[Begin RAW RECORDS]
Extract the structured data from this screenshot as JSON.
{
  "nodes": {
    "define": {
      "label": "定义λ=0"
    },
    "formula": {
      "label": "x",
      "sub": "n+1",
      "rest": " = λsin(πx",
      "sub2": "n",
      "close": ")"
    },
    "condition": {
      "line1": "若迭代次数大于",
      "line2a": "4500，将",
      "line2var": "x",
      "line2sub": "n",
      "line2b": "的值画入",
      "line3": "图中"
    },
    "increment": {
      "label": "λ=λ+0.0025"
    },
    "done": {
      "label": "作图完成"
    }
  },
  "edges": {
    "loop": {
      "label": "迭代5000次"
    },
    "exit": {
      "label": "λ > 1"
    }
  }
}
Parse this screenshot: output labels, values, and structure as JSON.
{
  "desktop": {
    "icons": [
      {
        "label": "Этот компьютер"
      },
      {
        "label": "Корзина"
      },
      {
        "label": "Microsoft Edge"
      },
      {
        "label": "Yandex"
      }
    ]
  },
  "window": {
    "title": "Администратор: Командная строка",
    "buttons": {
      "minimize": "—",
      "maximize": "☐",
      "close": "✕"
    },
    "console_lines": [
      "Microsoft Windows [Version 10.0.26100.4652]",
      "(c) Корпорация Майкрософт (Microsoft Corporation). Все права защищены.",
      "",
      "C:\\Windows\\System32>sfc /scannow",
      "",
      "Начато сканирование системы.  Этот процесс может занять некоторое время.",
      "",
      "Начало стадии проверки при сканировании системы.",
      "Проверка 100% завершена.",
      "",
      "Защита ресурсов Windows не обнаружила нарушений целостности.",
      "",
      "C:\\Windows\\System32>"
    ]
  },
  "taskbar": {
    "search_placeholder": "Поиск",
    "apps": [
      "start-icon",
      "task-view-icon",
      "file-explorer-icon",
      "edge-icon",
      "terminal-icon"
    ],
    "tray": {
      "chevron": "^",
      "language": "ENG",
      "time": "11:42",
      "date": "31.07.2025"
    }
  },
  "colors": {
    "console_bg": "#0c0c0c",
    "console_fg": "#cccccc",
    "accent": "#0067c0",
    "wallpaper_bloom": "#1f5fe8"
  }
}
[End RAW RECORDS]
**EXERCISE DIRECTIONS**
In the entries above, find each line with the word "screenshot" and copy it.

**THE ANSWER**
Extract the structured data from this screenshot as JSON.
Parse this screenshot: output labels, values, and structure as JSON.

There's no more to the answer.